[start]
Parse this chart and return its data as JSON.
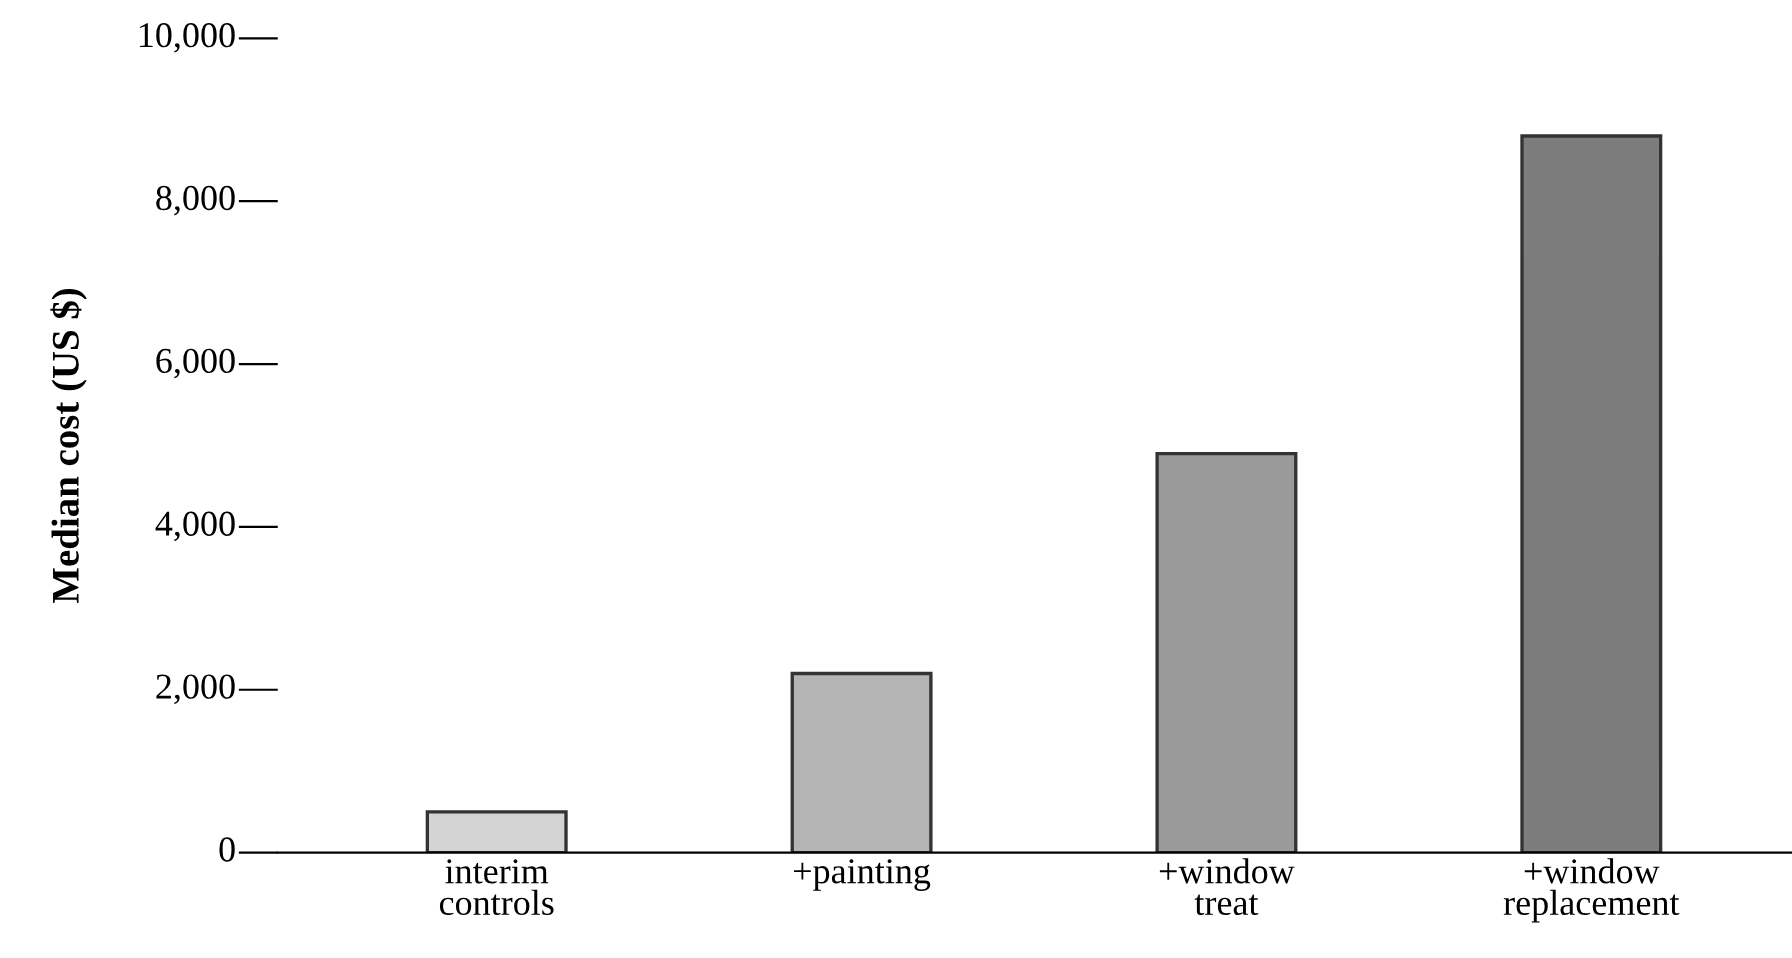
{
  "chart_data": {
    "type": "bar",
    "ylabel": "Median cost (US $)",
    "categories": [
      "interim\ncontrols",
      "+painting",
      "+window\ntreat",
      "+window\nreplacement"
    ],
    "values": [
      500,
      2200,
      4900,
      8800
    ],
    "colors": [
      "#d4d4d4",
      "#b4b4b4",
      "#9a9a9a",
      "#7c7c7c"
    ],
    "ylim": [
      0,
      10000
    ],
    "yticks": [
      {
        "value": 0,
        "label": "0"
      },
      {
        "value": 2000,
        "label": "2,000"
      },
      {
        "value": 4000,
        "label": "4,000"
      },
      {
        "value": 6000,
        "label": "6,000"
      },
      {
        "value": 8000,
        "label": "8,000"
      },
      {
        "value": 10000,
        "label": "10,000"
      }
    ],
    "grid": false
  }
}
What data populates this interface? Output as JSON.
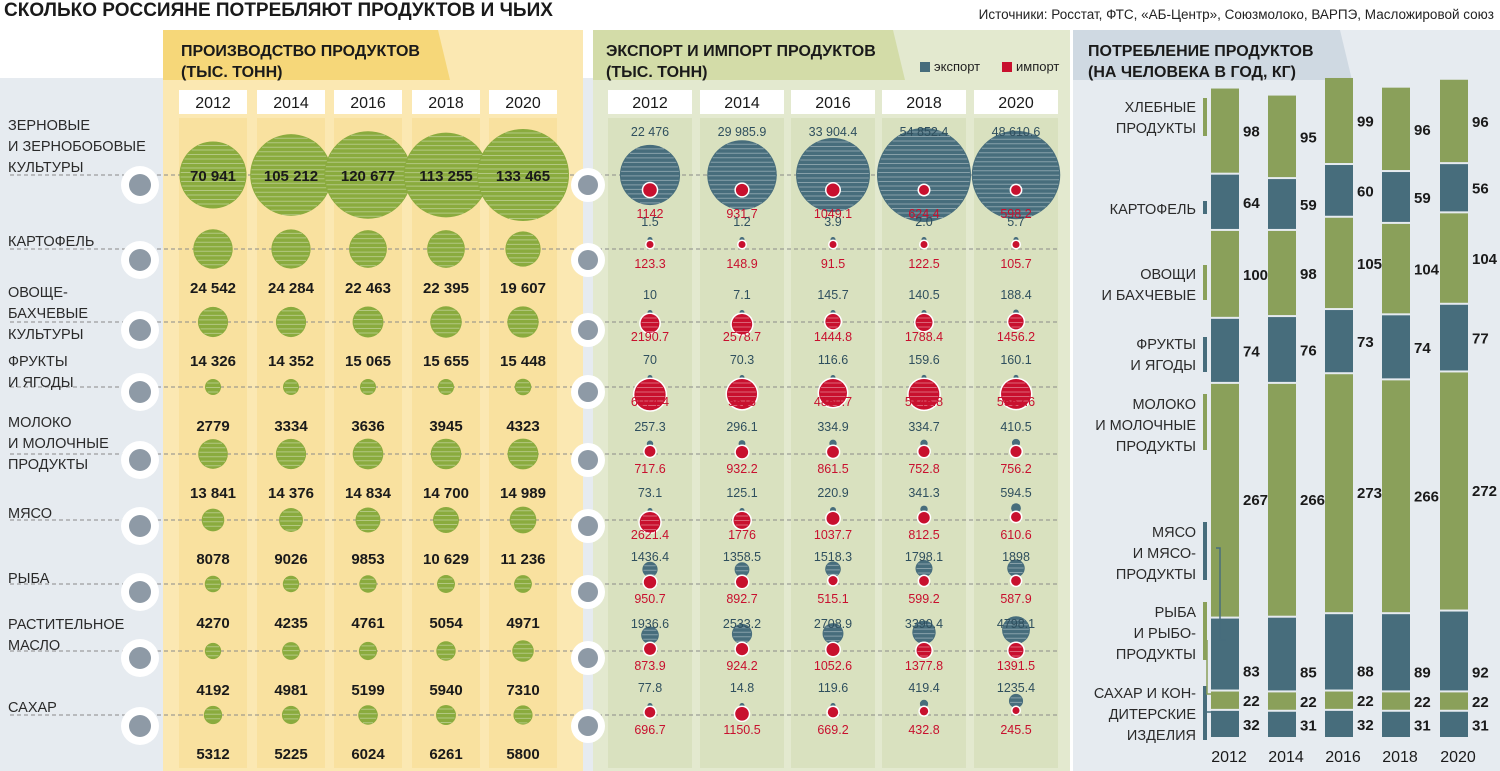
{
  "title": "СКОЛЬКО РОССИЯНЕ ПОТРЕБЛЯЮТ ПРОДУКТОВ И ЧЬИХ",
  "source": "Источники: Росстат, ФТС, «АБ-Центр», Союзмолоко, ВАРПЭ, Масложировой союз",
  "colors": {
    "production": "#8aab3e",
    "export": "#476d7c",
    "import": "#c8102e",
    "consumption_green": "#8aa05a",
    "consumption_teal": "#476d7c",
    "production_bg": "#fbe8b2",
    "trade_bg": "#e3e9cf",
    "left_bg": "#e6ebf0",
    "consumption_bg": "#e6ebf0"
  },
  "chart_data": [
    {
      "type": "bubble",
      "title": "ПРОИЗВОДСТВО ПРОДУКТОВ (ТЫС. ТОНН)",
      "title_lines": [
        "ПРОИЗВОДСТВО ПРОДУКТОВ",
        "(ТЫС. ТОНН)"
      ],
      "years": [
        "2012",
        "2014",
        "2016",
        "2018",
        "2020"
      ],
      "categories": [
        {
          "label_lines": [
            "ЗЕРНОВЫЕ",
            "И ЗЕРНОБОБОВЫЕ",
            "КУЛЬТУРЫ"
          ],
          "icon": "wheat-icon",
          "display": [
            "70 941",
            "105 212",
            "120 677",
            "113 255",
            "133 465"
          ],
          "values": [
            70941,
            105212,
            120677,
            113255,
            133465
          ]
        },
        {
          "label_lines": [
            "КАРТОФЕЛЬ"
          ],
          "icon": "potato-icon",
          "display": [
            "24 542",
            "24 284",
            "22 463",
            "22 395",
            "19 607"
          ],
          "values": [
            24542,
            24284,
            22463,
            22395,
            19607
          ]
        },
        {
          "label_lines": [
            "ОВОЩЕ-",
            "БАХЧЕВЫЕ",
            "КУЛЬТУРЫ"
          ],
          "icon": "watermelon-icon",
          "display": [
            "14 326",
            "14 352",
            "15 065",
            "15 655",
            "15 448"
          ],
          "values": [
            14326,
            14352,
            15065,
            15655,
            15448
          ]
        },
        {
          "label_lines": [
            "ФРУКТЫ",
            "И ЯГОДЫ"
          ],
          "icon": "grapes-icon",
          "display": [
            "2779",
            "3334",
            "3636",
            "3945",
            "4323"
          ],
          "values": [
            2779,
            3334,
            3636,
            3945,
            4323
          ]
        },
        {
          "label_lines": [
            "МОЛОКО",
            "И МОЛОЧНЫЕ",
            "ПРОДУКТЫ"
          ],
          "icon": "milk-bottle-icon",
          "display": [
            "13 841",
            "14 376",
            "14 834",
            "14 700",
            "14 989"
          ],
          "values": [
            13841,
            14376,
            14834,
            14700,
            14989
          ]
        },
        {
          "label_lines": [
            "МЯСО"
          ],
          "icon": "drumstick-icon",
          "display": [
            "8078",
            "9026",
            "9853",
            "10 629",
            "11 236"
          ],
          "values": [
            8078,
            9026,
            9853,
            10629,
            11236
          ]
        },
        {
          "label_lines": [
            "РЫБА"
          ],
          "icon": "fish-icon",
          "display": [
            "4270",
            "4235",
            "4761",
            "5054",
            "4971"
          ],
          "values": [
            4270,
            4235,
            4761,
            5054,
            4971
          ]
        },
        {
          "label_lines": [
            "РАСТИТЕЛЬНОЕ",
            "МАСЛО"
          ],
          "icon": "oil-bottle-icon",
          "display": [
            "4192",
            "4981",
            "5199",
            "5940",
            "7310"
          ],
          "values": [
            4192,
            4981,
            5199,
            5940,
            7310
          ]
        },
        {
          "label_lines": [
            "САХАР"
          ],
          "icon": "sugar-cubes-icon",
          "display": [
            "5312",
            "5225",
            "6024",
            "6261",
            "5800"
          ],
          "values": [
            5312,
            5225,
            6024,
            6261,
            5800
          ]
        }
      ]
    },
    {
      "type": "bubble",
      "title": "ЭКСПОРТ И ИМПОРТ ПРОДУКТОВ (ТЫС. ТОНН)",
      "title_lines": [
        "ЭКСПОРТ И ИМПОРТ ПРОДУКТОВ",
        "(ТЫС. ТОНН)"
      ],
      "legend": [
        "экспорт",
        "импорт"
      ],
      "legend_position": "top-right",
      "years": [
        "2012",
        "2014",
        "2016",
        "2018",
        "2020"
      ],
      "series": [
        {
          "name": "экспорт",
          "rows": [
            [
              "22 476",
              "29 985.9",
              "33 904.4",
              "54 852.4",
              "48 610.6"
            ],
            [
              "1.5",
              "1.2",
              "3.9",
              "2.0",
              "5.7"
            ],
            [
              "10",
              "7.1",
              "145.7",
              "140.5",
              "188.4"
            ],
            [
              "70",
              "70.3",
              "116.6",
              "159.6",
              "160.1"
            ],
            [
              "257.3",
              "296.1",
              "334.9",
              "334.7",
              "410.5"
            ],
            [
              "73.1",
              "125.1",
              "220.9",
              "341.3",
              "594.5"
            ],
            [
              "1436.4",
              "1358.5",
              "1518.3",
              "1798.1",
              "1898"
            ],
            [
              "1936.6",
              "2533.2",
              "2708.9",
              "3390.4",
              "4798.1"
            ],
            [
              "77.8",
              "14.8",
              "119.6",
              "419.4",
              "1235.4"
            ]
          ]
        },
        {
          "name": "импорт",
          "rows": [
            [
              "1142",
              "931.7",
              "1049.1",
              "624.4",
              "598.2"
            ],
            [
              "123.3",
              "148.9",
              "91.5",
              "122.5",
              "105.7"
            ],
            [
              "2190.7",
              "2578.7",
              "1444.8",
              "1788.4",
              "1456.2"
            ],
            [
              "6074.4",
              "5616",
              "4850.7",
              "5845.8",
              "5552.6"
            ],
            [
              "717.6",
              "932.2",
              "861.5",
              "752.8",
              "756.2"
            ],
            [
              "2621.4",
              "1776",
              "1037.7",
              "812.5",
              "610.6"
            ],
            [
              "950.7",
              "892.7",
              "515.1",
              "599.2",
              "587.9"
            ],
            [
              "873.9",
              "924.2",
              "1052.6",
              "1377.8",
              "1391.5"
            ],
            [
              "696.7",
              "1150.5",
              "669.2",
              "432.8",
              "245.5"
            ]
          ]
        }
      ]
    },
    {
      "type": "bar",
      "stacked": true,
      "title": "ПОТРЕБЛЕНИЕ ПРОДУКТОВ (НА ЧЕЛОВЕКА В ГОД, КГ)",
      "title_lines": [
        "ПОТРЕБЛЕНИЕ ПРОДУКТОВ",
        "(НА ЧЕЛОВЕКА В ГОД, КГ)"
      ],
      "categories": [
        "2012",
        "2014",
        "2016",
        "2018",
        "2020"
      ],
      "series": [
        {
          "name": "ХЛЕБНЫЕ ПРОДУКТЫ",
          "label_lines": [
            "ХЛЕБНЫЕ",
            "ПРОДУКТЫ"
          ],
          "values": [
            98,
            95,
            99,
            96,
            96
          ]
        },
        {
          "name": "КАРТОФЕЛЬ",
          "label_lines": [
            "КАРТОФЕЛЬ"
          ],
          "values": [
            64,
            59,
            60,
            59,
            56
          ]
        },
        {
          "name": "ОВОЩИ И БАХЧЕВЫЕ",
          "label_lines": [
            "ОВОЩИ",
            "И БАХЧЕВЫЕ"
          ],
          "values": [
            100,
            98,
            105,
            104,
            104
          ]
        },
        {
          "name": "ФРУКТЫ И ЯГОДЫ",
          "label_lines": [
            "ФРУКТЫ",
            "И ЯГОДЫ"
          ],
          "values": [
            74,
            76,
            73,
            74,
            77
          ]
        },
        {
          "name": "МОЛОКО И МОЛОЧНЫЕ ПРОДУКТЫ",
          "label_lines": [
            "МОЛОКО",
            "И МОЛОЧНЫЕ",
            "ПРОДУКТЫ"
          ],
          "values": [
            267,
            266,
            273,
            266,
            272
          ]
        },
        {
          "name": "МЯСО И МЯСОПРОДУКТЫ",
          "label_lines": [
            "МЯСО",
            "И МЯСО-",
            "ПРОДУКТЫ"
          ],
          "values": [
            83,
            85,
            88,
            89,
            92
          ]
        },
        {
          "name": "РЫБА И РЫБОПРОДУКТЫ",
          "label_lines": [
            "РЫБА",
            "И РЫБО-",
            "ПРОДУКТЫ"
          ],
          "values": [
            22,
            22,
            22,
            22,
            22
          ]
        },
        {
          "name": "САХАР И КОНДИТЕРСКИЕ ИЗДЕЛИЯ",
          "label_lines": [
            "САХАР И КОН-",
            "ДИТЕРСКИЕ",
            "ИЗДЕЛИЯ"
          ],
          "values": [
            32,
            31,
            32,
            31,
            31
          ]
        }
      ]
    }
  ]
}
[end]
## [Brief]
Locate the string "name" in the listing above and copy every line where it occurs.

## [Response to this task]
          "name": "экспорт",
          "name": "импорт",
          "name": "ХЛЕБНЫЕ ПРОДУКТЫ",
          "name": "КАРТОФЕЛЬ",
          "name": "ОВОЩИ И БАХЧЕВЫЕ",
          "name": "ФРУКТЫ И ЯГОДЫ",
          "name": "МОЛОКО И МОЛОЧНЫЕ ПРОДУКТЫ",
          "name": "МЯСО И МЯСОПРОДУКТЫ",
          "name": "РЫБА И РЫБОПРОДУКТЫ",
          "name": "САХАР И КОНДИТЕРСКИЕ ИЗДЕЛИЯ",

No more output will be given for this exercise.